- _ENTRIES_
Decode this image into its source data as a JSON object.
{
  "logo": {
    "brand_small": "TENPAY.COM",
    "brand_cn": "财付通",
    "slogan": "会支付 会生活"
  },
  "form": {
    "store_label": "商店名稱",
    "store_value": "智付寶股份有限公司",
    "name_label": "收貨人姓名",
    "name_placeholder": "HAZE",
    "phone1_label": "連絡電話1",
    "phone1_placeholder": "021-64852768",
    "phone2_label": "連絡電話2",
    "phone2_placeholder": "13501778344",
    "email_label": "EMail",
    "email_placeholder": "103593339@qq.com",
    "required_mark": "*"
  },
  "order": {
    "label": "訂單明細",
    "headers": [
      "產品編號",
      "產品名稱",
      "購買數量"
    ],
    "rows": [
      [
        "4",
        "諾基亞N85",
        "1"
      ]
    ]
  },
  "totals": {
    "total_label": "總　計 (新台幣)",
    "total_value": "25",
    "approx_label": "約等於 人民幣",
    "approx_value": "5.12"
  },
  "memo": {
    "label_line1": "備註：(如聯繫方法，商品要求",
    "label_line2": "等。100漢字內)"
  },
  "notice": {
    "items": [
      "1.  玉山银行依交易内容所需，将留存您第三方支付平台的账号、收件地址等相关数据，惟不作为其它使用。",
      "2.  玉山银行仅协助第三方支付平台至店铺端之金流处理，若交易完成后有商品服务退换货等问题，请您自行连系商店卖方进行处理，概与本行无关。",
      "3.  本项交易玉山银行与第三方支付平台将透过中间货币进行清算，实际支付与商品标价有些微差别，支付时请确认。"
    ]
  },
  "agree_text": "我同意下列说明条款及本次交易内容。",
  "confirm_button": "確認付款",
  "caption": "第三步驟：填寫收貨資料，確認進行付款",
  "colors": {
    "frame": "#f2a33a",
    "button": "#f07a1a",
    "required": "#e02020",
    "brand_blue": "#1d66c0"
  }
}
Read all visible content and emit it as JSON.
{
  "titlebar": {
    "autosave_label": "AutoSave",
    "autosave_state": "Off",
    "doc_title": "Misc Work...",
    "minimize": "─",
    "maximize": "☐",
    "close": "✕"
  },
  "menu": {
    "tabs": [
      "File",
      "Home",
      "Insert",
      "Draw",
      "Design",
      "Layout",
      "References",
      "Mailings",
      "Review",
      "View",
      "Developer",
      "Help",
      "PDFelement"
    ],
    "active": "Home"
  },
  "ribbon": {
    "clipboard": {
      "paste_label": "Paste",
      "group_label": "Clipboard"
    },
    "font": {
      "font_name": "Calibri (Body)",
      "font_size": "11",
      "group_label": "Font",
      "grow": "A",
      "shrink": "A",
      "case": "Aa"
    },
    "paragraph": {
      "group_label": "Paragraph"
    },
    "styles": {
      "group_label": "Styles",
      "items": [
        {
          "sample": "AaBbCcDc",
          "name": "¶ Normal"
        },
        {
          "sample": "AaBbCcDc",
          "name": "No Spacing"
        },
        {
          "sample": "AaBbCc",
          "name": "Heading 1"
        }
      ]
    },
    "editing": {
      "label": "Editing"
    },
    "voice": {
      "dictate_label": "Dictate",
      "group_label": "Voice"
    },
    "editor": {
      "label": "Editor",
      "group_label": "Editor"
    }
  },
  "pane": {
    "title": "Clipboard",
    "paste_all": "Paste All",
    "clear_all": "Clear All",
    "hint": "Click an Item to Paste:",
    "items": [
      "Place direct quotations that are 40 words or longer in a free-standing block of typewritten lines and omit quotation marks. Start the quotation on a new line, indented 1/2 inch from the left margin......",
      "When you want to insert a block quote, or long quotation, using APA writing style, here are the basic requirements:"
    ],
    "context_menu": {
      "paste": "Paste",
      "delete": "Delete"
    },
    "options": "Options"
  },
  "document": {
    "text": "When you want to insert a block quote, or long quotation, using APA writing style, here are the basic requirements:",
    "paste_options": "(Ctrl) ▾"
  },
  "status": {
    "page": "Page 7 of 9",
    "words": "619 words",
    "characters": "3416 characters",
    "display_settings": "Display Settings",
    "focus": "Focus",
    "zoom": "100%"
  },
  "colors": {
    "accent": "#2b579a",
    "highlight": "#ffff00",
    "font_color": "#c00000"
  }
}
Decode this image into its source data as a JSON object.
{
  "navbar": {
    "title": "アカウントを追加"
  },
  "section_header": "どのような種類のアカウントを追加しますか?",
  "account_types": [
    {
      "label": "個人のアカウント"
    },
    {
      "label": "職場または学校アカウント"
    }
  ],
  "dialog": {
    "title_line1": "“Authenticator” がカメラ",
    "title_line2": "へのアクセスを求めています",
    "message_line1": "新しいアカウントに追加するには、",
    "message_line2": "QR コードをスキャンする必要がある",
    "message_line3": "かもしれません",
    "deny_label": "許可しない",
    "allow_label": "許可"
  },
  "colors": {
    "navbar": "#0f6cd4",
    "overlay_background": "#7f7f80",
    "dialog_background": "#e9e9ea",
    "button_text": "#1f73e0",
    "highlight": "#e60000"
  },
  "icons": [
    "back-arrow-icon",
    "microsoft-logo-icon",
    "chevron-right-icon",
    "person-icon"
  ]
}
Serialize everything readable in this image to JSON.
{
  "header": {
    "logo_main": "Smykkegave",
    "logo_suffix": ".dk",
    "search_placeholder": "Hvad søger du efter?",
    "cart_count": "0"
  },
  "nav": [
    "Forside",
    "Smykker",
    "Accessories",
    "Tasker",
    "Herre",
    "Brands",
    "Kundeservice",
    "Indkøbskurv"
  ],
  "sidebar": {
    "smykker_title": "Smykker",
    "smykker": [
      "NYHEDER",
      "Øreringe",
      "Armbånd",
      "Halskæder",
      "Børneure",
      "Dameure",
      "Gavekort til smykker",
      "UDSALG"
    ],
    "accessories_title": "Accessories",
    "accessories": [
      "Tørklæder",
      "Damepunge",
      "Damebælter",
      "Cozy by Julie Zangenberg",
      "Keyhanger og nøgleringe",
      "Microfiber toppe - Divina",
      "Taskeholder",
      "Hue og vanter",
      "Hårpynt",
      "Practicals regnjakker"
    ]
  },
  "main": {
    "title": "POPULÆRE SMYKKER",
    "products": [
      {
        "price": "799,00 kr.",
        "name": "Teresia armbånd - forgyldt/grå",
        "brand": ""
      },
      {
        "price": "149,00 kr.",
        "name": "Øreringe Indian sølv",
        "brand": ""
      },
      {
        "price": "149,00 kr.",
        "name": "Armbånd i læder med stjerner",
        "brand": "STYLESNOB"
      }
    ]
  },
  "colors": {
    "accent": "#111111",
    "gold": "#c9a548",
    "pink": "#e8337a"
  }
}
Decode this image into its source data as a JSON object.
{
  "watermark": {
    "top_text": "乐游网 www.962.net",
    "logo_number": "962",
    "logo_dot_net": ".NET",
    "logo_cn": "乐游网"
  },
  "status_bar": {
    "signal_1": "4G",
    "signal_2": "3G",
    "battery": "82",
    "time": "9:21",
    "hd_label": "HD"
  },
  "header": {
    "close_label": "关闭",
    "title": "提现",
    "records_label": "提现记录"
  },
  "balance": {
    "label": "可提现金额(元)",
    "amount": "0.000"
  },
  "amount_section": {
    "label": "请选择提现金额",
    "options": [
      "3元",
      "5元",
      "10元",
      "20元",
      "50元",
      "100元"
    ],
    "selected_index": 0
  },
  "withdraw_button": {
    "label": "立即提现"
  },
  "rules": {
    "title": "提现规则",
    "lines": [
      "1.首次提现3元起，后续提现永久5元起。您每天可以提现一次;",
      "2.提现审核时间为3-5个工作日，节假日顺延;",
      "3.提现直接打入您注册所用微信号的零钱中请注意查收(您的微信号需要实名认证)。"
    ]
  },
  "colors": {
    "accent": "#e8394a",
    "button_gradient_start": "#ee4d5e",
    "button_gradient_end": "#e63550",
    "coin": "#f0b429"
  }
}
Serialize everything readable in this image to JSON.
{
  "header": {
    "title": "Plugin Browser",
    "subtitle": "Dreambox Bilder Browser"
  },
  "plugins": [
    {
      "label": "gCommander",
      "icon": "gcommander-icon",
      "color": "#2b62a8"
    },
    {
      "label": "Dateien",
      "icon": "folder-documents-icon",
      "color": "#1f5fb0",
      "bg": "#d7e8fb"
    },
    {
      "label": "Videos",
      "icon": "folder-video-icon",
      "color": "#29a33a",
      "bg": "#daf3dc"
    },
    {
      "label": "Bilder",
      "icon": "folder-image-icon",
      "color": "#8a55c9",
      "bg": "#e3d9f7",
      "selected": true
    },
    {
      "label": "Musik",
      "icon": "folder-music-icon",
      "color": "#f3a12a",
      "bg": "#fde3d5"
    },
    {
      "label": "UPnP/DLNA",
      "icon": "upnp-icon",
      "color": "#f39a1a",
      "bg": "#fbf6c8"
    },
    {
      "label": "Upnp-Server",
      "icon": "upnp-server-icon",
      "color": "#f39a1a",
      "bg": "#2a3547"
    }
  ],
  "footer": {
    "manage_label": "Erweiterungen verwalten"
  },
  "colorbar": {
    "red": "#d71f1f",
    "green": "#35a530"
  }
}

- _TASK BRIEF_
Which lines in the records above contain the string "here"? Copy each one.

- _FULL ANSWER_
      "When you want to insert a block quote, or long quotation, using APA writing style, here are the basic requirements:"
    "text": "When you want to insert a block quote, or long quotation, using APA writing style, here are the basic requirements:",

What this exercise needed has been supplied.